## start RECORDED INFORMATION
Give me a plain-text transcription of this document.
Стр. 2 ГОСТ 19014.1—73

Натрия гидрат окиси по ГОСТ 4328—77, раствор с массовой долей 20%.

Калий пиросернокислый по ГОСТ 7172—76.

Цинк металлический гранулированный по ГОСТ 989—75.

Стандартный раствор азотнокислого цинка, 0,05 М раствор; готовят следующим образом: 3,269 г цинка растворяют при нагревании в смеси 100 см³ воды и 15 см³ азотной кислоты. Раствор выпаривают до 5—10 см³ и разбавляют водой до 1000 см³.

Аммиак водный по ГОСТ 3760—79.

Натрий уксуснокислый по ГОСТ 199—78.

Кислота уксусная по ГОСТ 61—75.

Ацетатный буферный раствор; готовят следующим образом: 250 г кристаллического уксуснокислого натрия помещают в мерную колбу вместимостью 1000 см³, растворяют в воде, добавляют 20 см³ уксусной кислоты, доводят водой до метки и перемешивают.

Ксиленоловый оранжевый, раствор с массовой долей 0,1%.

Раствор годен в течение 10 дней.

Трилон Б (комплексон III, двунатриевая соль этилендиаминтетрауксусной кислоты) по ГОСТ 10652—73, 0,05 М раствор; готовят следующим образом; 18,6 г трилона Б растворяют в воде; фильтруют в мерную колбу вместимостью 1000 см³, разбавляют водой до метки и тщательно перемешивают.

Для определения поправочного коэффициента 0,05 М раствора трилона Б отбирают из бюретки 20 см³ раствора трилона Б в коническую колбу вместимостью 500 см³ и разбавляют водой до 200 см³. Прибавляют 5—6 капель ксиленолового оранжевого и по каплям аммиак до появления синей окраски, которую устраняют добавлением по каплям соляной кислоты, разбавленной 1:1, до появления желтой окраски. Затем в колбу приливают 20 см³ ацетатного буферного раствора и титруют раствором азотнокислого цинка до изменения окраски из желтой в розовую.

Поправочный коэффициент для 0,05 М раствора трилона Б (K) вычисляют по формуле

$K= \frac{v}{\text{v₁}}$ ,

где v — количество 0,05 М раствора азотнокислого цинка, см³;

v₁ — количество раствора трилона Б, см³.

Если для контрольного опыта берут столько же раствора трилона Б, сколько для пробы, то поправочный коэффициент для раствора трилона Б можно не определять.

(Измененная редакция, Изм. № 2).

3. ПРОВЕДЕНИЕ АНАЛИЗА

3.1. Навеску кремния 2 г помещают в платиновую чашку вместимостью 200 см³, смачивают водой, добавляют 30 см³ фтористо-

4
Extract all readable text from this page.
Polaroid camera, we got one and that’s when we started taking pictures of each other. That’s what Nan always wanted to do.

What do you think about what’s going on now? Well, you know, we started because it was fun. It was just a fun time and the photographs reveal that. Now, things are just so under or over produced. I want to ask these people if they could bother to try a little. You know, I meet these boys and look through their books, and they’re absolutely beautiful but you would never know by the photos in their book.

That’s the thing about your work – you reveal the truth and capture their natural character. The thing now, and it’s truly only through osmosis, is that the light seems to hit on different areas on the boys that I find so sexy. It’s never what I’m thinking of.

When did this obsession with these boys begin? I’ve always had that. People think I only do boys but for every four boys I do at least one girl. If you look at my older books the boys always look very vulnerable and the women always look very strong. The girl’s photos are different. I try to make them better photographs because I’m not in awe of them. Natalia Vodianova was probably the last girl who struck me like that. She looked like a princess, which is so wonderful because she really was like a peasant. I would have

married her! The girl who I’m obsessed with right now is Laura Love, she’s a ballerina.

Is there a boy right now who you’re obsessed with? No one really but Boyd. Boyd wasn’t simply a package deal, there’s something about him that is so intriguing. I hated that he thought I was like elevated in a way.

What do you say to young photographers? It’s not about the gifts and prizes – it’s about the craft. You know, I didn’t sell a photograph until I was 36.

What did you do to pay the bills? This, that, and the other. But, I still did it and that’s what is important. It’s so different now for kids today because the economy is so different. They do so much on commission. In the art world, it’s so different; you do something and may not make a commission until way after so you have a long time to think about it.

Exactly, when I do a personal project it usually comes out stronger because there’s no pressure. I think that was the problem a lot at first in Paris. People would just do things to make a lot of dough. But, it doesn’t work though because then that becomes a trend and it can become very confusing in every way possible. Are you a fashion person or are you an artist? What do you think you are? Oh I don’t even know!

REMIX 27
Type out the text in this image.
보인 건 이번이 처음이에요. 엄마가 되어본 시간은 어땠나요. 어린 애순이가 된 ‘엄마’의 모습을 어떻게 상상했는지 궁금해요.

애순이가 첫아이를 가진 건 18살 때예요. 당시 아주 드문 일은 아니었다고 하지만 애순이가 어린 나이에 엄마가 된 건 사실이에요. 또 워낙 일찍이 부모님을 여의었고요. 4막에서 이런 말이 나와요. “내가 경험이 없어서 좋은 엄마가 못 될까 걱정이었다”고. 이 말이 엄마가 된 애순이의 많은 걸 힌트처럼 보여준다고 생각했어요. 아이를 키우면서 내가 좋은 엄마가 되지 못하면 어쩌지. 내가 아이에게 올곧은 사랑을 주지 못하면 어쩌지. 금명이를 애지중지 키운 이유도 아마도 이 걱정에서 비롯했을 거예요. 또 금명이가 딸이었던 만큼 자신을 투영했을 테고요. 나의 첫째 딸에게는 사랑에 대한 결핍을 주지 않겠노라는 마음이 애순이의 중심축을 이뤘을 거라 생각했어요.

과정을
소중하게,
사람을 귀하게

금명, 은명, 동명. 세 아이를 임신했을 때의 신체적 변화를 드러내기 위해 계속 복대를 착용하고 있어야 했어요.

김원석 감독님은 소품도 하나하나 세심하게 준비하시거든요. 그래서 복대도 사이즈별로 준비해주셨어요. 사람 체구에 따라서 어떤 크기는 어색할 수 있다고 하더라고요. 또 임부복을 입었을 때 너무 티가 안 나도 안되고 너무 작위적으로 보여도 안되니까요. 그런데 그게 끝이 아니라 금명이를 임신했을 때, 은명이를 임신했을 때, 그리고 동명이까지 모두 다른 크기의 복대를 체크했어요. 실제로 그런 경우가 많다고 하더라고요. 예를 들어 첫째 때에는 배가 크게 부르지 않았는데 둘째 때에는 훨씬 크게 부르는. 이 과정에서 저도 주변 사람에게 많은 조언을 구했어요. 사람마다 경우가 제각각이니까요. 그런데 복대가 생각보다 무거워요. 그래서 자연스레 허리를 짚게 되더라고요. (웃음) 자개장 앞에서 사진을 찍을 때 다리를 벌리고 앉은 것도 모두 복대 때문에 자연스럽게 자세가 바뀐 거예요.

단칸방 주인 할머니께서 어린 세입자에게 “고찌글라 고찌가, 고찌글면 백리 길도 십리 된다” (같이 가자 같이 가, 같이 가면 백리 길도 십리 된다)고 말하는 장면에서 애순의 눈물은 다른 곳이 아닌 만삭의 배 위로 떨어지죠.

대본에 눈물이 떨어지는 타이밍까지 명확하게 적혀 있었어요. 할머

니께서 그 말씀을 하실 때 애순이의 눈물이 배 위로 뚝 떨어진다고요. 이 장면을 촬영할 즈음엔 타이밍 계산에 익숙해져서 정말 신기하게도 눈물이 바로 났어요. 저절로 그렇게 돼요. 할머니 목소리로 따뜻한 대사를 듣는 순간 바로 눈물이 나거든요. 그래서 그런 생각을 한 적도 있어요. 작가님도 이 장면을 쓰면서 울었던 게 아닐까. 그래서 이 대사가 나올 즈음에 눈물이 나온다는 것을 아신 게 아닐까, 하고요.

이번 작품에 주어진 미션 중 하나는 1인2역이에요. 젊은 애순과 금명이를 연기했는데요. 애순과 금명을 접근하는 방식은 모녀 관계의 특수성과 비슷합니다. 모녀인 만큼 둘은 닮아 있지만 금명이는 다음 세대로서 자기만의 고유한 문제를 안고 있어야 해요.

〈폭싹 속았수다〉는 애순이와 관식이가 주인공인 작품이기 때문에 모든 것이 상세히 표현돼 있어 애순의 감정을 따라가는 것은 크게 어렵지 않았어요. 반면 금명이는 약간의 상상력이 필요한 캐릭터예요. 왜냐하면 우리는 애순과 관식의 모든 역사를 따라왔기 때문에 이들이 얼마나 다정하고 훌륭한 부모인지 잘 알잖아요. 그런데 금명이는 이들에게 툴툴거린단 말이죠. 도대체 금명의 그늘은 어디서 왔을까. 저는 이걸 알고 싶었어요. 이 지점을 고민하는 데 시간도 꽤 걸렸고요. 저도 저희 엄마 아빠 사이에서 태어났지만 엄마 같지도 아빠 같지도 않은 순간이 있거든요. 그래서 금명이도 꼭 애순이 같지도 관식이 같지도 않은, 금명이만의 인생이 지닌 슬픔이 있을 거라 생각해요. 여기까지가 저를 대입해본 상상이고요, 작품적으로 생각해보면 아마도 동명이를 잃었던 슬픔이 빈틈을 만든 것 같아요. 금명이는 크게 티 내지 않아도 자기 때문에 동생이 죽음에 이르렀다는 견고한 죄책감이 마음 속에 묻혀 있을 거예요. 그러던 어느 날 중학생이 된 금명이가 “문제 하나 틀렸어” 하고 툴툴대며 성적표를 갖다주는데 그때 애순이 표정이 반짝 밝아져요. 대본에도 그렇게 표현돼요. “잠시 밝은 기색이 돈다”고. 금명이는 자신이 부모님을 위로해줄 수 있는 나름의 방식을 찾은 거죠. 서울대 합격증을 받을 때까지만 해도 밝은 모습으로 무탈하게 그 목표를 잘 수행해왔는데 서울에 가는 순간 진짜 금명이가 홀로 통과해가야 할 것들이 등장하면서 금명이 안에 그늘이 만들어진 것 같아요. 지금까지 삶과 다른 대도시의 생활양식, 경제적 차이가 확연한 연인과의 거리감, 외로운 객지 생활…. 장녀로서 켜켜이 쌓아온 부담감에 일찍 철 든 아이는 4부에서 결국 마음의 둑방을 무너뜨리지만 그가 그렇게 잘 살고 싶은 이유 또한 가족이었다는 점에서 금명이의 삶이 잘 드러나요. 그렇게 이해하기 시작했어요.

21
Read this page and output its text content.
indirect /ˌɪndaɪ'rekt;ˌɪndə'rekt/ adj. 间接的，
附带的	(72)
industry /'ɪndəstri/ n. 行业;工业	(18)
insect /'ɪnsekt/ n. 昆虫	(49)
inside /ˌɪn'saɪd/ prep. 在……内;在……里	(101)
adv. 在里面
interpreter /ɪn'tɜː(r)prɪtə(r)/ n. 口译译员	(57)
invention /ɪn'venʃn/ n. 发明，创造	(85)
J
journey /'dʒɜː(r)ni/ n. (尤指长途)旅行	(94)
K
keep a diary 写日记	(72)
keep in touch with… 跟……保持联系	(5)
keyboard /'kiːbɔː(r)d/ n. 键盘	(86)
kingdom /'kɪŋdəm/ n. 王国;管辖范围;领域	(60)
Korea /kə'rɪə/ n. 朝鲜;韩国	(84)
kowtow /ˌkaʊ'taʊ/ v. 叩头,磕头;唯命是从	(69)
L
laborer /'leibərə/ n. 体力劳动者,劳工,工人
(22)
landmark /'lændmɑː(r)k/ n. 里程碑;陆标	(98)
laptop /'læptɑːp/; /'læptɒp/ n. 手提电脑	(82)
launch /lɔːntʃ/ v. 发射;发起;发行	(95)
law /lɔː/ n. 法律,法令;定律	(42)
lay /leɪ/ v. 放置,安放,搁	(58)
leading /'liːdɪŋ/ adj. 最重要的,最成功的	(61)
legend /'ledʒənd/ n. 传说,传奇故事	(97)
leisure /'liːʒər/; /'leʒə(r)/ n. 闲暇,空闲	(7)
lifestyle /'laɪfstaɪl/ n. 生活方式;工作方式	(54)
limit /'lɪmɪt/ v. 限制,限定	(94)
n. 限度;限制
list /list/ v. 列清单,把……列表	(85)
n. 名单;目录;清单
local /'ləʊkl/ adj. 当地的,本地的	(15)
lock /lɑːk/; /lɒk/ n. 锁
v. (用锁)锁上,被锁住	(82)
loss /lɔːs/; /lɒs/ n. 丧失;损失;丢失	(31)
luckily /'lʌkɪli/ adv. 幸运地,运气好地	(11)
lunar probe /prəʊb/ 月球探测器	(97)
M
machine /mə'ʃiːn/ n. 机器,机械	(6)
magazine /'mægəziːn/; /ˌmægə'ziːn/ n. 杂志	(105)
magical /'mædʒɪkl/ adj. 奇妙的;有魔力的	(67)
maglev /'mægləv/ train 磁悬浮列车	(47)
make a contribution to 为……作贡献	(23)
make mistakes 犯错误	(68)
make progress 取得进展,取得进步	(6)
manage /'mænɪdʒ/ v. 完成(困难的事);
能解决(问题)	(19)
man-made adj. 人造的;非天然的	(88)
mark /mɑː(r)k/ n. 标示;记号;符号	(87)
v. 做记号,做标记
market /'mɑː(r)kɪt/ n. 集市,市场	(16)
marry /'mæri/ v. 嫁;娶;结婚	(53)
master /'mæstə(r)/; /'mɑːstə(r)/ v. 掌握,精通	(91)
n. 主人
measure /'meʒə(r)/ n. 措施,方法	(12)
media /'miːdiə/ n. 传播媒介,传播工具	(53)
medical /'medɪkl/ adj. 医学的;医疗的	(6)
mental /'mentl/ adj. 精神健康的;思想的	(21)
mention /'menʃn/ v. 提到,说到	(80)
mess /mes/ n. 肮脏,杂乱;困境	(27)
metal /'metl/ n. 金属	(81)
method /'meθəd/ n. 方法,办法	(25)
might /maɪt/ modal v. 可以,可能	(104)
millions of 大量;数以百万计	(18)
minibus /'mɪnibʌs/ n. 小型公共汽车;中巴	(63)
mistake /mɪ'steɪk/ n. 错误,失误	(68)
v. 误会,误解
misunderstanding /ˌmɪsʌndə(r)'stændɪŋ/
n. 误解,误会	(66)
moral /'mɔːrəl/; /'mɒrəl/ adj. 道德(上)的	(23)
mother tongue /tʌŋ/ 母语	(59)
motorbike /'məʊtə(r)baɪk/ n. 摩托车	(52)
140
## end RECORDED INFORMATION
### AIM
In the entries above, count every line containing the word "books". Write only the total.

### FINISHED EXERCISE
2